--- Start of Supplied records ---

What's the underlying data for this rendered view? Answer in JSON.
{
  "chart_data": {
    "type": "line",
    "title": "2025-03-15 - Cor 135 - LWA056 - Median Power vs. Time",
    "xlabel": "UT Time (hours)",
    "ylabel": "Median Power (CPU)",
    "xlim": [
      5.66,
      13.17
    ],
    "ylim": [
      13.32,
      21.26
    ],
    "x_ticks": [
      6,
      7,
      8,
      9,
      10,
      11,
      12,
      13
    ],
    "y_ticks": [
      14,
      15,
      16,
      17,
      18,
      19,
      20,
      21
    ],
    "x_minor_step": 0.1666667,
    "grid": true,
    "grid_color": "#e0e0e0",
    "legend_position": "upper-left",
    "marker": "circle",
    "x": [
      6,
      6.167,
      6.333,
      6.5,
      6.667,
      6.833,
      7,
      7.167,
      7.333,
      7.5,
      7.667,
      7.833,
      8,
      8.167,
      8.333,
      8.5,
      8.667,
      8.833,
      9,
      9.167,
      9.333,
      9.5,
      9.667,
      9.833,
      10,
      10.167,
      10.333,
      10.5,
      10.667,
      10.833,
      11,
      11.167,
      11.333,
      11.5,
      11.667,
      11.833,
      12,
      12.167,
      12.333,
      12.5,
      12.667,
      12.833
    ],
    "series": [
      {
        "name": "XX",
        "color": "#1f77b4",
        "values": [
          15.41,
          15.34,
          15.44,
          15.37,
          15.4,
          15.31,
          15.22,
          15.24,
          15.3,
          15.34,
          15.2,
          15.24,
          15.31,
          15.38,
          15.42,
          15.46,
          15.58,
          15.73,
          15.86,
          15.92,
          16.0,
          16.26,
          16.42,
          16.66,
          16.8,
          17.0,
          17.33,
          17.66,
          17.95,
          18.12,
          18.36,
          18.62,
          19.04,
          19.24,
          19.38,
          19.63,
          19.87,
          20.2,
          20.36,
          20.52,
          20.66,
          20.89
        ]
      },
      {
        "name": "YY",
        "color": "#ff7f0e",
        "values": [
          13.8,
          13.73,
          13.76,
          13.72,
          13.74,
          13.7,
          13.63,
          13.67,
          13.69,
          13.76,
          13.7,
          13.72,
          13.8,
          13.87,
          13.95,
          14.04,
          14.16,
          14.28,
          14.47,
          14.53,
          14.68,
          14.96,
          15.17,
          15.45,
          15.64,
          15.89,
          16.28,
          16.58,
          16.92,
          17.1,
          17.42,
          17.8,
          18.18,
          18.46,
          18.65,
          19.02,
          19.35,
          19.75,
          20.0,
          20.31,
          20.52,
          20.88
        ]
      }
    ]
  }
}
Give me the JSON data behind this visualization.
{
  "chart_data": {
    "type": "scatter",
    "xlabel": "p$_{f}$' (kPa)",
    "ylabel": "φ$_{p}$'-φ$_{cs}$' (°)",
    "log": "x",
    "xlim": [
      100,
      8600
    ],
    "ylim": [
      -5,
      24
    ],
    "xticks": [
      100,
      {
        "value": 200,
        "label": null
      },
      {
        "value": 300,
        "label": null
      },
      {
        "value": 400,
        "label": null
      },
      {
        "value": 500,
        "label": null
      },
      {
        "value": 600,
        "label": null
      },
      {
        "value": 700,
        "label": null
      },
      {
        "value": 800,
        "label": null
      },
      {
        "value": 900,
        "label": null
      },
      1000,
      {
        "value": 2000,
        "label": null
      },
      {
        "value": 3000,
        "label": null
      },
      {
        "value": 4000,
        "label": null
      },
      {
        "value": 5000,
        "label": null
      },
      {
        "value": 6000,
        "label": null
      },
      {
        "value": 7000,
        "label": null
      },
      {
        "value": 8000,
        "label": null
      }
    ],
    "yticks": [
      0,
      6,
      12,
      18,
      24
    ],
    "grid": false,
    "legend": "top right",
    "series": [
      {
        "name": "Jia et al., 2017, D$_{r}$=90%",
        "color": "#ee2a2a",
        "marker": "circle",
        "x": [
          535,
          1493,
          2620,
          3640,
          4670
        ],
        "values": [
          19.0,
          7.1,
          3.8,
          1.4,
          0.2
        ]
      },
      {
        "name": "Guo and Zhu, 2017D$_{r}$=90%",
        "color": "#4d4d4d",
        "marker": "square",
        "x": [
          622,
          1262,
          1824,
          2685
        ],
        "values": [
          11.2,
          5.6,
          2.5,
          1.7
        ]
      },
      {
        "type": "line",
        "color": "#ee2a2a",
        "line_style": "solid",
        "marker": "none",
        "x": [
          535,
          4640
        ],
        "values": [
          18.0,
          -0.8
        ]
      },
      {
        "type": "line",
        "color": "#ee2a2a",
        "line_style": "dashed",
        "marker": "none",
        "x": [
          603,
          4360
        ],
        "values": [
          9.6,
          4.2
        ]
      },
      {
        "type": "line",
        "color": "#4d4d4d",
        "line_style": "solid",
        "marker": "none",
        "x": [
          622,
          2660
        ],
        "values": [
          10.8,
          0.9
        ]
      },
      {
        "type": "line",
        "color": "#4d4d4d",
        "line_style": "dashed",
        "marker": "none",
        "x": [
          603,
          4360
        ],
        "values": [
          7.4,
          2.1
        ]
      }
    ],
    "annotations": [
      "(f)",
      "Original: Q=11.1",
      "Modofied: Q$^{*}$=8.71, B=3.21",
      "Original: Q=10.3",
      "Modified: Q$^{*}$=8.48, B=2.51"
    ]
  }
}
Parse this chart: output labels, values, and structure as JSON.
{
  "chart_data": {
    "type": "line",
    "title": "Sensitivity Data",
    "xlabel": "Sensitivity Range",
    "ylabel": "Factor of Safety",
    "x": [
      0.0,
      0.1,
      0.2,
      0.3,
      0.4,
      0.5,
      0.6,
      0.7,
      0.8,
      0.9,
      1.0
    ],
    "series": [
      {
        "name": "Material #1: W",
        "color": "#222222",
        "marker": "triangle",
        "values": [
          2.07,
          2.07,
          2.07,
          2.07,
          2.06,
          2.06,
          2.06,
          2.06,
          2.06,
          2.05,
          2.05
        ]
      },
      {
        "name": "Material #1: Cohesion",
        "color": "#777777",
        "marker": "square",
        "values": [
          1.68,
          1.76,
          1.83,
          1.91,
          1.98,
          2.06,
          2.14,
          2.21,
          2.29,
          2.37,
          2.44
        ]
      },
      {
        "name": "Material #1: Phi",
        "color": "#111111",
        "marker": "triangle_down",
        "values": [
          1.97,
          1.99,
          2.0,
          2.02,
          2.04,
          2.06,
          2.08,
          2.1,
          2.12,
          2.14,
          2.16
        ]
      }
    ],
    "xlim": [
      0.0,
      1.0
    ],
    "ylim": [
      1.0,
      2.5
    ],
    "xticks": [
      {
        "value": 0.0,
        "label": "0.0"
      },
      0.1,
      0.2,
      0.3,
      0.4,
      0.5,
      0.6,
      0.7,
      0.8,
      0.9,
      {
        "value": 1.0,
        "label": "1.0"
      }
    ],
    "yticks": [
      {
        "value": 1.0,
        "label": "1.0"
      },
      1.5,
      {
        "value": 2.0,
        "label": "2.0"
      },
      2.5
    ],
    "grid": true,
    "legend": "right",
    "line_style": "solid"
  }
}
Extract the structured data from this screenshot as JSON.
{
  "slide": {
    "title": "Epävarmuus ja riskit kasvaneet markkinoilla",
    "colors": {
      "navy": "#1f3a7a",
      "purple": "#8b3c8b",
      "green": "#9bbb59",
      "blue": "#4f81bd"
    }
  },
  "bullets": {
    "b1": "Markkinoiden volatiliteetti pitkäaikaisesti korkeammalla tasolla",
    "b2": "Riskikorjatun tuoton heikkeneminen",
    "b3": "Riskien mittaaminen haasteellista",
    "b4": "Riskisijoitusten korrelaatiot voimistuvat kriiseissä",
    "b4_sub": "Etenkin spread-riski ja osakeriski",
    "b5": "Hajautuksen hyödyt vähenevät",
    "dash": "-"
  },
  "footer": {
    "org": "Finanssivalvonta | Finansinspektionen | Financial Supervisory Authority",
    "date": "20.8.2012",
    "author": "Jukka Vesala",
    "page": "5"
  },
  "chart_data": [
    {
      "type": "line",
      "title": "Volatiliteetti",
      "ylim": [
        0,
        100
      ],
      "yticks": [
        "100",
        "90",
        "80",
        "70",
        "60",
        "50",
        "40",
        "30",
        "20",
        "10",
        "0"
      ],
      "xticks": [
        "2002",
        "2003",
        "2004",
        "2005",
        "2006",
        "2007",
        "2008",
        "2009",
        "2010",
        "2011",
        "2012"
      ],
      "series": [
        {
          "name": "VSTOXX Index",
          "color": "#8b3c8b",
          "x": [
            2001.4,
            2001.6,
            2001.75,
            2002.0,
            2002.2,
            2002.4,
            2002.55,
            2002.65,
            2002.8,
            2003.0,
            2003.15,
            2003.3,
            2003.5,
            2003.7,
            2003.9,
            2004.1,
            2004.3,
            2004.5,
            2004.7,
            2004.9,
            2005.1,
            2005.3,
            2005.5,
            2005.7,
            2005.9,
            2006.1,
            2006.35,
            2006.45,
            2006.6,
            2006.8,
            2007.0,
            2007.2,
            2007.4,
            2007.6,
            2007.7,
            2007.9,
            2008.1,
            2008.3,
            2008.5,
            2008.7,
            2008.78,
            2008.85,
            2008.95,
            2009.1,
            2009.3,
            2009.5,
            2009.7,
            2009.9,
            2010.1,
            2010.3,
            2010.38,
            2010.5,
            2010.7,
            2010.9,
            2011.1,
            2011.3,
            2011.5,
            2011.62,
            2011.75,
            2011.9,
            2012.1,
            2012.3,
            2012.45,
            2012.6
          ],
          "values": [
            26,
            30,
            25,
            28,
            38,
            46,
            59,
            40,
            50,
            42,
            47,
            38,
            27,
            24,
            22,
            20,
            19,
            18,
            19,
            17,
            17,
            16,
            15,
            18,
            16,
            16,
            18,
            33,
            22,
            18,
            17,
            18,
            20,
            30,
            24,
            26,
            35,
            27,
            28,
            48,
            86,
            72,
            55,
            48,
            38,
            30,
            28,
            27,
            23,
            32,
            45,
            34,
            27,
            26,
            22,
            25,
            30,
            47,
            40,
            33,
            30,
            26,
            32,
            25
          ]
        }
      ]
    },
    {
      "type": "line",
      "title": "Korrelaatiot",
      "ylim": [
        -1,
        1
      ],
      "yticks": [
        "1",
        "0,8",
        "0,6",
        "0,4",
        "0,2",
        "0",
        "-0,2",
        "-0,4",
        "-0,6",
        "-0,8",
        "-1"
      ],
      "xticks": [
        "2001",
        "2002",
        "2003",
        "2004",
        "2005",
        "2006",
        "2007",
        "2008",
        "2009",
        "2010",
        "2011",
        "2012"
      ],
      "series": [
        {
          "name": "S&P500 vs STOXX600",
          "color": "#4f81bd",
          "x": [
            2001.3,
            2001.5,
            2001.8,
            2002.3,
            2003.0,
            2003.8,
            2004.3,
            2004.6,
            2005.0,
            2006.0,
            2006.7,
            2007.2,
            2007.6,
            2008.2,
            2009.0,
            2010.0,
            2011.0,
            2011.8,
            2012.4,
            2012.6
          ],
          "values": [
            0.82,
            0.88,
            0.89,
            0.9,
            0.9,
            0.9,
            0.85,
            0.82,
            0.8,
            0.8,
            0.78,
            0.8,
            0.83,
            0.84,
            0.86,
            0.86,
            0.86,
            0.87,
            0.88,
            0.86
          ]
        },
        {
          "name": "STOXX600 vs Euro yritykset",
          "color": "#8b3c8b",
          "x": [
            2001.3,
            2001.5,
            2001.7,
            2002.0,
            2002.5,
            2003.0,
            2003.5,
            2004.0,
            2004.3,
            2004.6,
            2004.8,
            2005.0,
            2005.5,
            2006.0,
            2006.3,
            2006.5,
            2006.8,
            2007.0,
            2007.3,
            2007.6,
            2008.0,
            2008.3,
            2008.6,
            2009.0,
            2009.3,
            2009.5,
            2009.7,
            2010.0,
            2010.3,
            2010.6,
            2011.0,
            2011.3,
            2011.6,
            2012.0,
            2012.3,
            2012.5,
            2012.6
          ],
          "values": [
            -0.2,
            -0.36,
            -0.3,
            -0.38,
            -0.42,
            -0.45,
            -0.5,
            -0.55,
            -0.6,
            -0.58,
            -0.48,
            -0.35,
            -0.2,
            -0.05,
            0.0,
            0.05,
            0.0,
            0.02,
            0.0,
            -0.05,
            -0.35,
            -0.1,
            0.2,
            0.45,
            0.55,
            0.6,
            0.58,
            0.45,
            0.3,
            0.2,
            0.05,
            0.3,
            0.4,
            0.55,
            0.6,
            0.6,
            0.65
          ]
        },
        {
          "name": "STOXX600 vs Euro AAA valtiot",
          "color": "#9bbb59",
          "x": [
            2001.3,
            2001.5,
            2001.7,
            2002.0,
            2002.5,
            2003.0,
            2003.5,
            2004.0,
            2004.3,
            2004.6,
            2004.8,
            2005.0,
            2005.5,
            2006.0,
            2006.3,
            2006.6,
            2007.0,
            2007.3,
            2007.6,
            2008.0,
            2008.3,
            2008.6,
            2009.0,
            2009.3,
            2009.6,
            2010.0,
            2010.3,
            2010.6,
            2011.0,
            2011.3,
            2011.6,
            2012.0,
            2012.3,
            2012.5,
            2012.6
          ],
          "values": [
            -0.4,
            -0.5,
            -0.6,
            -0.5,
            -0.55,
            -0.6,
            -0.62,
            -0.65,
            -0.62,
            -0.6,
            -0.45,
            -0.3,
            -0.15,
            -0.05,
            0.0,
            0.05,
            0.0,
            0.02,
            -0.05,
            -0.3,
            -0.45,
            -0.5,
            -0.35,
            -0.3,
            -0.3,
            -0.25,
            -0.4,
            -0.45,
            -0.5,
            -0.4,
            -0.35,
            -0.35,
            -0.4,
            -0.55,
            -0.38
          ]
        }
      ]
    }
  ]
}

--- End of Supplied records ---

Problem requirements:
List every line above containing the word "name".

Output for this exercise:
        "name": "XX",
        "name": "YY",
        "name": "Jia et al., 2017, D$_{r}$=90%",
        "name": "Guo and Zhu, 2017D$_{r}$=90%",
        "name": "Material #1: W",
        "name": "Material #1: Cohesion",
        "name": "Material #1: Phi",
          "name": "VSTOXX Index",
          "name": "S&P500 vs STOXX600",
          "name": "STOXX600 vs Euro yritykset",
          "name": "STOXX600 vs Euro AAA valtiot",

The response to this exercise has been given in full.